Repeat the data below exactly, dropping any pictures it holds.

* start Provided data *

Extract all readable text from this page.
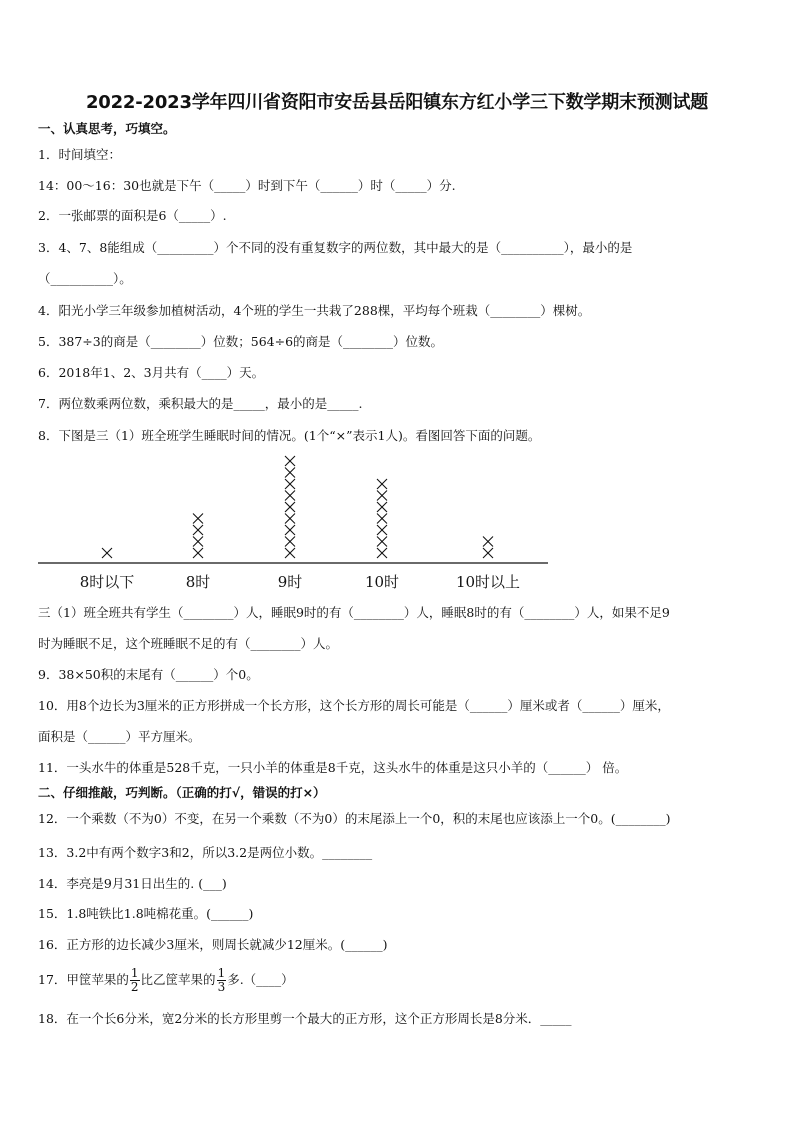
2022-2023学年四川省资阳市安岳县岳阳镇东方红小学三下数学期末预测试题
一、认真思考，巧填空。
1．时间填空：
14：00～16：30也就是下午（_____）时到下午（______）时（_____）分.
2．一张邮票的面积是6（_____）.
3．4、7、8能组成（_________）个不同的没有重复数字的两位数，其中最大的是（__________），最小的是
（__________）。
4．阳光小学三年级参加植树活动，4个班的学生一共栽了288棵，平均每个班栽（________）棵树。
5．387÷3的商是（________）位数；564÷6的商是（________）位数。
6．2018年1、2、3月共有（____）天。
7．两位数乘两位数，乘积最大的是_____，最小的是_____.
8．下图是三（1）班全班学生睡眠时间的情况。(1个“×”表示1人)。看图回答下面的问题。
8时以下	8时	9时	10时	10时以上
三（1）班全班共有学生（________）人，睡眠9时的有（________）人，睡眠8时的有（________）人，如果不足9
时为睡眠不足，这个班睡眠不足的有（________）人。
9．38×50积的末尾有（______）个0。
10．用8个边长为3厘米的正方形拼成一个长方形，这个长方形的周长可能是（______）厘米或者（______）厘米，
面积是（______）平方厘米。
11．一头水牛的体重是528千克，一只小羊的体重是8千克，这头水牛的体重是这只小羊的（______） 倍。
二、仔细推敲，巧判断。（正确的打√，错误的打×）
12．一个乘数（不为0）不变，在另一个乘数（不为0）的末尾添上一个0，积的末尾也应该添上一个0。(________)
13．3.2中有两个数字3和2，所以3.2是两位小数。________
14．李亮是9月31日出生的. (___)
15．1.8吨铁比1.8吨棉花重。(______)
16．正方形的边长减少3厘米，则周长就减少12厘米。(______)
17．甲筐苹果的 $\frac{1}{2}$ 比乙筐苹果的 $\frac{1}{3}$ 多.（____）
18．在一个长6分米，宽2分米的长方形里剪一个最大的正方形，这个正方形周长是8分米．_____
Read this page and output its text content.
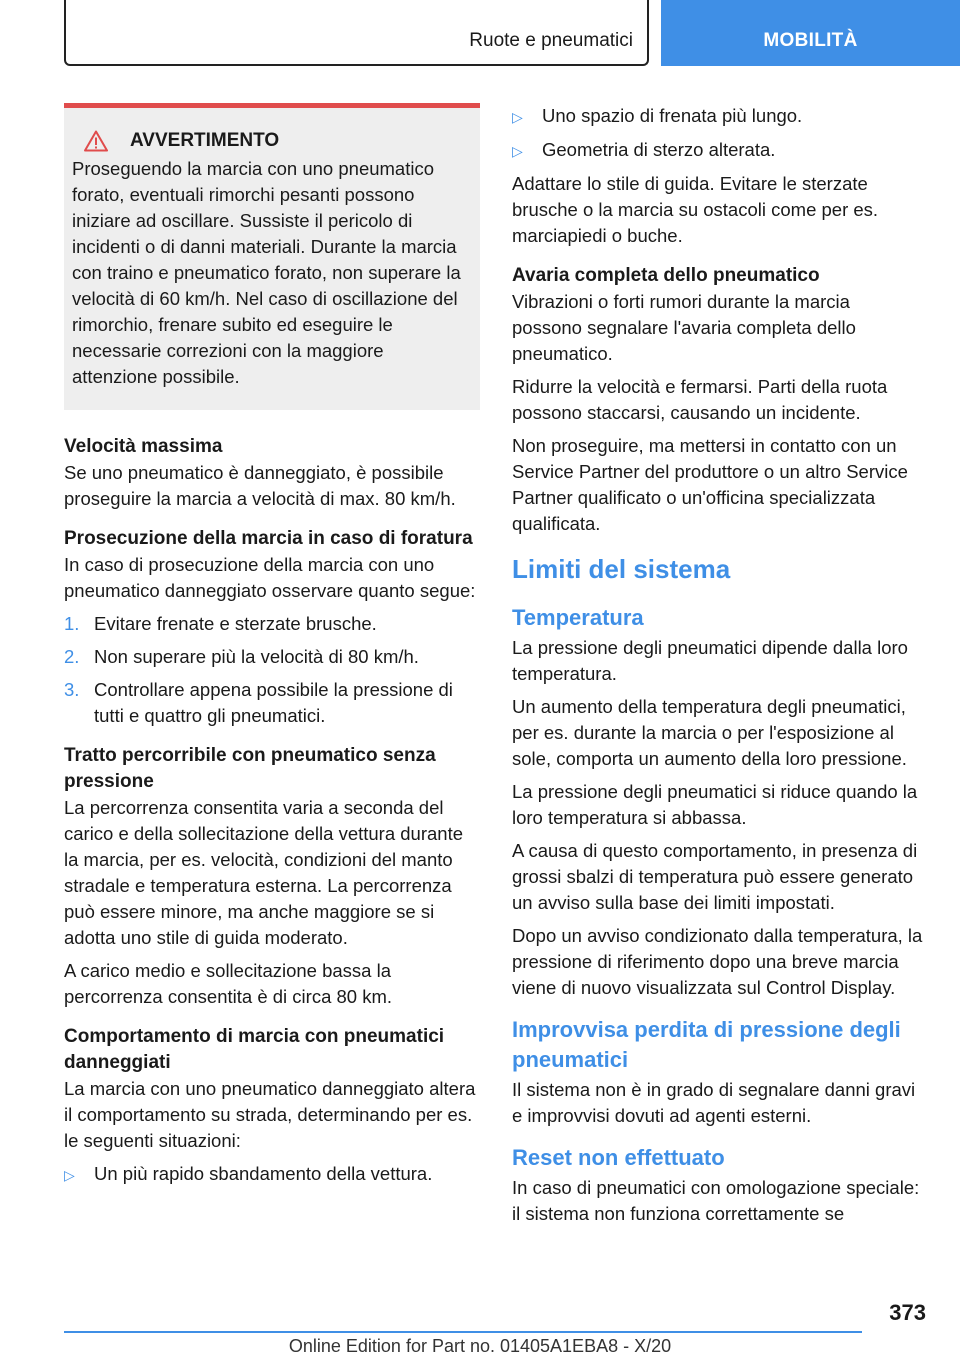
Ruote e pneumatici	MOBILITÀ
AVVERTIMENTO
Proseguendo la marcia con uno pneumatico forato, eventuali rimorchi pesanti possono iniziare ad oscillare. Sussiste il pericolo di incidenti o di danni materiali. Durante la marcia con traino e pneumatico forato, non superare la velocità di 60 km/h. Nel caso di oscillazione del rimorchio, frenare subito ed eseguire le necessarie correzioni con la maggiore attenzione possibile.
Velocità massima

Se uno pneumatico è danneggiato, è possibile proseguire la marcia a velocità di max. 80 km/h.

Prosecuzione della marcia in caso di foratura

In caso di prosecuzione della marcia con uno pneumatico danneggiato osservare quanto segue:

1. Evitare frenate e sterzate brusche.
2. Non superare più la velocità di 80 km/h.
3. Controllare appena possibile la pressione di tutti e quattro gli pneumatici.
Tratto percorribile con pneumatico senza pressione

La percorrenza consentita varia a seconda del carico e della sollecitazione della vettura durante la marcia, per es. velocità, condizioni del manto stradale e temperatura esterna. La percorrenza può essere minore, ma anche maggiore se si adotta uno stile di guida moderato.

A carico medio e sollecitazione bassa la percorrenza consentita è di circa 80 km.

Comportamento di marcia con pneumatici danneggiati

La marcia con uno pneumatico danneggiato altera il comportamento su strada, determinando per es. le seguenti situazioni:

▷	Un più rapido sbandamento della vettura.
▷	Uno spazio di frenata più lungo.
▷	Geometria di sterzo alterata.

Adattare lo stile di guida. Evitare le sterzate brusche o la marcia su ostacoli come per es. marciapiedi o buche.

Avaria completa dello pneumatico

Vibrazioni o forti rumori durante la marcia possono segnalare l'avaria completa dello pneumatico.

Ridurre la velocità e fermarsi. Parti della ruota possono staccarsi, causando un incidente.

Non proseguire, ma mettersi in contatto con un Service Partner del produttore o un altro Service Partner qualificato o un'officina specializzata qualificata.

Limiti del sistema
Temperatura

La pressione degli pneumatici dipende dalla loro temperatura.

Un aumento della temperatura degli pneumatici, per es. durante la marcia o per l'esposizione al sole, comporta un aumento della loro pressione.

La pressione degli pneumatici si riduce quando la loro temperatura si abbassa.

A causa di questo comportamento, in presenza di grossi sbalzi di temperatura può essere generato un avviso sulla base dei limiti impostati.

Dopo un avviso condizionato dalla temperatura, la pressione di riferimento dopo una breve marcia viene di nuovo visualizzata sul Control Display.

Improvvisa perdita di pressione degli pneumatici

Il sistema non è in grado di segnalare danni gravi e improvvisi dovuti ad agenti esterni.

Reset non effettuato

In caso di pneumatici con omologazione speciale: il sistema non funziona correttamente se

373
Online Edition for Part no. 01405A1EBA8 - X/20
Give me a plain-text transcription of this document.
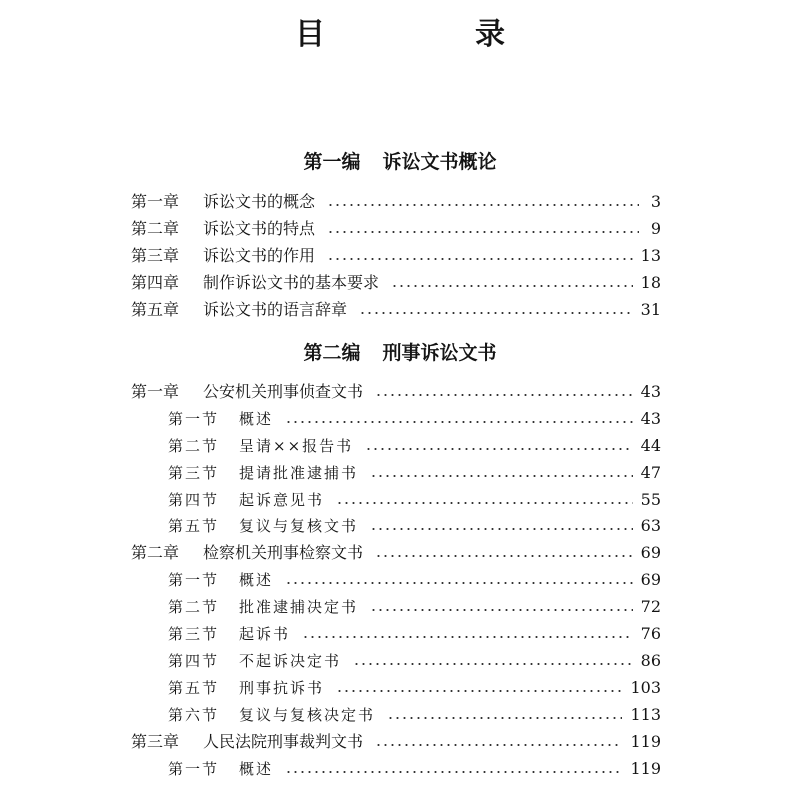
目　录
第一编 诉讼文书概论
第一章	诉讼文书的概念	3
第二章	诉讼文书的特点	9
第三章	诉讼文书的作用	13
第四章	制作诉讼文书的基本要求	18
第五章	诉讼文书的语言辞章	31
第二编 刑事诉讼文书
第一章	公安机关刑事侦查文书	43
第一节	概述	43
第二节	呈请××报告书	44
第三节	提请批准逮捕书	47
第四节	起诉意见书	55
第五节	复议与复核文书	63
第二章	检察机关刑事检察文书	69
第一节	概述	69
第二节	批准逮捕决定书	72
第三节	起诉书	76
第四节	不起诉决定书	86
第五节	刑事抗诉书	103
第六节	复议与复核决定书	113
第三章	人民法院刑事裁判文书	119
第一节	概述	119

* end Provided data *

Task output |
Extract all readable text from this page.
2022-2023学年四川省资阳市安岳县岳阳镇东方红小学三下数学期末预测试题
一、认真思考，巧填空。
1．时间填空：
14：00～16：30也就是下午（_____）时到下午（______）时（_____）分.
2．一张邮票的面积是6（_____）.
3．4、7、8能组成（_________）个不同的没有重复数字的两位数，其中最大的是（__________），最小的是
（__________）。
4．阳光小学三年级参加植树活动，4个班的学生一共栽了288棵，平均每个班栽（________）棵树。
5．387÷3的商是（________）位数；564÷6的商是（________）位数。
6．2018年1、2、3月共有（____）天。
7．两位数乘两位数，乘积最大的是_____，最小的是_____.
8．下图是三（1）班全班学生睡眠时间的情况。(1个“×”表示1人)。看图回答下面的问题。
8时以下	8时	9时	10时	10时以上
三（1）班全班共有学生（________）人，睡眠9时的有（________）人，睡眠8时的有（________）人，如果不足9
时为睡眠不足，这个班睡眠不足的有（________）人。
9．38×50积的末尾有（______）个0。
10．用8个边长为3厘米的正方形拼成一个长方形，这个长方形的周长可能是（______）厘米或者（______）厘米，
面积是（______）平方厘米。
11．一头水牛的体重是528千克，一只小羊的体重是8千克，这头水牛的体重是这只小羊的（______） 倍。
二、仔细推敲，巧判断。（正确的打√，错误的打×）
12．一个乘数（不为0）不变，在另一个乘数（不为0）的末尾添上一个0，积的末尾也应该添上一个0。(________)
13．3.2中有两个数字3和2，所以3.2是两位小数。________
14．李亮是9月31日出生的. (___)
15．1.8吨铁比1.8吨棉花重。(______)
16．正方形的边长减少3厘米，则周长就减少12厘米。(______)
17．甲筐苹果的 $\frac{1}{2}$ 比乙筐苹果的 $\frac{1}{3}$ 多.（____）
18．在一个长6分米，宽2分米的长方形里剪一个最大的正方形，这个正方形周长是8分米．_____
Read this page and output its text content.
Ruote e pneumatici	MOBILITÀ
AVVERTIMENTO
Proseguendo la marcia con uno pneumatico forato, eventuali rimorchi pesanti possono iniziare ad oscillare. Sussiste il pericolo di incidenti o di danni materiali. Durante la marcia con traino e pneumatico forato, non superare la velocità di 60 km/h. Nel caso di oscillazione del rimorchio, frenare subito ed eseguire le necessarie correzioni con la maggiore attenzione possibile.
Velocità massima

Se uno pneumatico è danneggiato, è possibile proseguire la marcia a velocità di max. 80 km/h.

Prosecuzione della marcia in caso di foratura

In caso di prosecuzione della marcia con uno pneumatico danneggiato osservare quanto segue:

1. Evitare frenate e sterzate brusche.
2. Non superare più la velocità di 80 km/h.
3. Controllare appena possibile la pressione di tutti e quattro gli pneumatici.
Tratto percorribile con pneumatico senza pressione

La percorrenza consentita varia a seconda del carico e della sollecitazione della vettura durante la marcia, per es. velocità, condizioni del manto stradale e temperatura esterna. La percorrenza può essere minore, ma anche maggiore se si adotta uno stile di guida moderato.

A carico medio e sollecitazione bassa la percorrenza consentita è di circa 80 km.

Comportamento di marcia con pneumatici danneggiati

La marcia con uno pneumatico danneggiato altera il comportamento su strada, determinando per es. le seguenti situazioni:

▷	Un più rapido sbandamento della vettura.
▷	Uno spazio di frenata più lungo.
▷	Geometria di sterzo alterata.

Adattare lo stile di guida. Evitare le sterzate brusche o la marcia su ostacoli come per es. marciapiedi o buche.

Avaria completa dello pneumatico

Vibrazioni o forti rumori durante la marcia possono segnalare l'avaria completa dello pneumatico.

Ridurre la velocità e fermarsi. Parti della ruota possono staccarsi, causando un incidente.

Non proseguire, ma mettersi in contatto con un Service Partner del produttore o un altro Service Partner qualificato o un'officina specializzata qualificata.

Limiti del sistema
Temperatura

La pressione degli pneumatici dipende dalla loro temperatura.

Un aumento della temperatura degli pneumatici, per es. durante la marcia o per l'esposizione al sole, comporta un aumento della loro pressione.

La pressione degli pneumatici si riduce quando la loro temperatura si abbassa.

A causa di questo comportamento, in presenza di grossi sbalzi di temperatura può essere generato un avviso sulla base dei limiti impostati.

Dopo un avviso condizionato dalla temperatura, la pressione di riferimento dopo una breve marcia viene di nuovo visualizzata sul Control Display.

Improvvisa perdita di pressione degli pneumatici

Il sistema non è in grado di segnalare danni gravi e improvvisi dovuti ad agenti esterni.

Reset non effettuato

In caso di pneumatici con omologazione speciale: il sistema non funziona correttamente se

373
Online Edition for Part no. 01405A1EBA8 - X/20
Give me a plain-text transcription of this document.
目　录
第一编 诉讼文书概论
第一章	诉讼文书的概念	3
第二章	诉讼文书的特点	9
第三章	诉讼文书的作用	13
第四章	制作诉讼文书的基本要求	18
第五章	诉讼文书的语言辞章	31
第二编 刑事诉讼文书
第一章	公安机关刑事侦查文书	43
第一节	概述	43
第二节	呈请××报告书	44
第三节	提请批准逮捕书	47
第四节	起诉意见书	55
第五节	复议与复核文书	63
第二章	检察机关刑事检察文书	69
第一节	概述	69
第二节	批准逮捕决定书	72
第三节	起诉书	76
第四节	不起诉决定书	86
第五节	刑事抗诉书	103
第六节	复议与复核决定书	113
第三章	人民法院刑事裁判文书	119
第一节	概述	119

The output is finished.